** Start of INPUT ROWS **

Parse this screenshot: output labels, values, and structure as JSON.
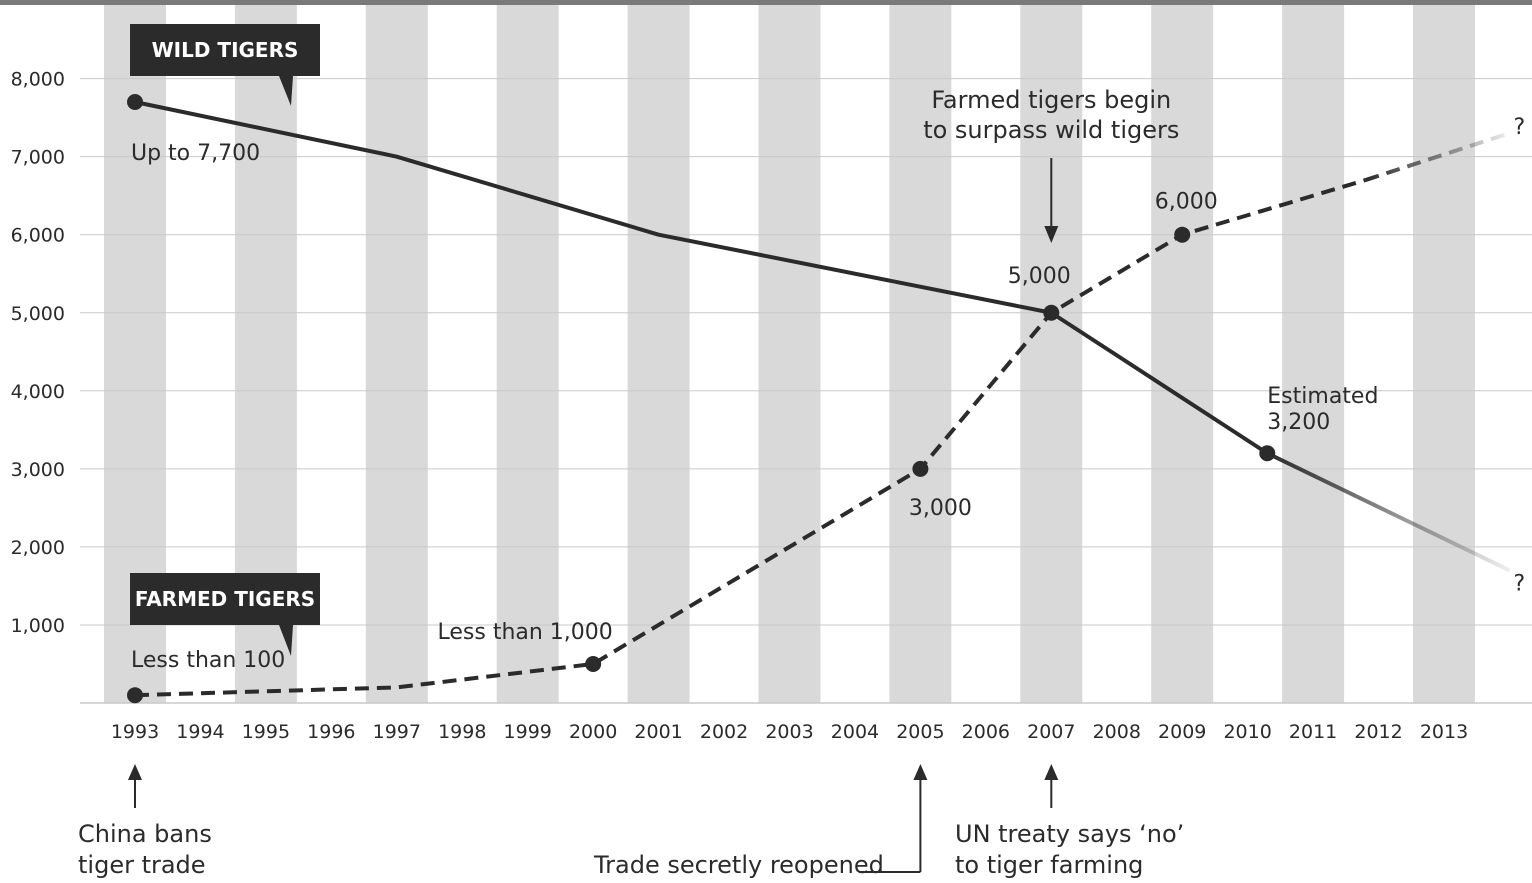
{
  "chart_data": {
    "type": "line",
    "x": [
      1993,
      1994,
      1995,
      1996,
      1997,
      1998,
      1999,
      2000,
      2001,
      2002,
      2003,
      2004,
      2005,
      2006,
      2007,
      2008,
      2009,
      2010,
      2011,
      2012,
      2013
    ],
    "xlim": [
      1993,
      2013
    ],
    "ylim": [
      0,
      8000
    ],
    "y_ticks": [
      "1,000",
      "2,000",
      "3,000",
      "4,000",
      "5,000",
      "6,000",
      "7,000",
      "8,000"
    ],
    "grid": true,
    "series": [
      {
        "name": "WILD TIGERS",
        "style": "solid",
        "points": [
          {
            "x": 1993,
            "y": 7700
          },
          {
            "x": 1997,
            "y": 7000
          },
          {
            "x": 2001,
            "y": 6000
          },
          {
            "x": 2007,
            "y": 5000
          },
          {
            "x": 2010.3,
            "y": 3200
          }
        ],
        "projection": [
          {
            "x": 2010.3,
            "y": 3200
          },
          {
            "x": 2014,
            "y": 1700
          }
        ],
        "markers": [
          {
            "x": 1993,
            "y": 7700,
            "label": "Up to 7,700"
          },
          {
            "x": 2007,
            "y": 5000,
            "label": "5,000"
          },
          {
            "x": 2010.3,
            "y": 3200,
            "label": "Estimated\n3,200"
          }
        ],
        "end_label": "?"
      },
      {
        "name": "FARMED TIGERS",
        "style": "dashed",
        "points": [
          {
            "x": 1993,
            "y": 100
          },
          {
            "x": 1997,
            "y": 200
          },
          {
            "x": 2000,
            "y": 500
          },
          {
            "x": 2003,
            "y": 2000
          },
          {
            "x": 2005,
            "y": 3000
          },
          {
            "x": 2007,
            "y": 5000
          },
          {
            "x": 2009,
            "y": 6000
          },
          {
            "x": 2011.8,
            "y": 6700
          }
        ],
        "projection": [
          {
            "x": 2011.8,
            "y": 6700
          },
          {
            "x": 2014,
            "y": 7300
          }
        ],
        "markers": [
          {
            "x": 1993,
            "y": 100,
            "label": "Less than 100"
          },
          {
            "x": 2000,
            "y": 500,
            "label": "Less than 1,000"
          },
          {
            "x": 2005,
            "y": 3000,
            "label": "3,000"
          },
          {
            "x": 2009,
            "y": 6000,
            "label": "6,000"
          }
        ],
        "end_label": "?"
      }
    ],
    "annotations": [
      {
        "text": "Farmed tigers begin\nto surpass wild tigers",
        "x": 2007
      },
      {
        "text": "China bans\ntiger trade",
        "x": 1993
      },
      {
        "text": "Trade secretly reopened",
        "x": 2005
      },
      {
        "text": "UN treaty says ‘no’\nto tiger farming",
        "x": 2007
      }
    ]
  }
}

** End of INPUT ROWS **

### [WHAT TO WORK ON]
Show each line of the listing that holds the string "text".

### [EXPECTED ANSWER]
        "text": "Farmed tigers begin\nto surpass wild tigers",
        "text": "China bans\ntiger trade",
        "text": "Trade secretly reopened",
        "text": "UN treaty says ‘no’\nto tiger farming",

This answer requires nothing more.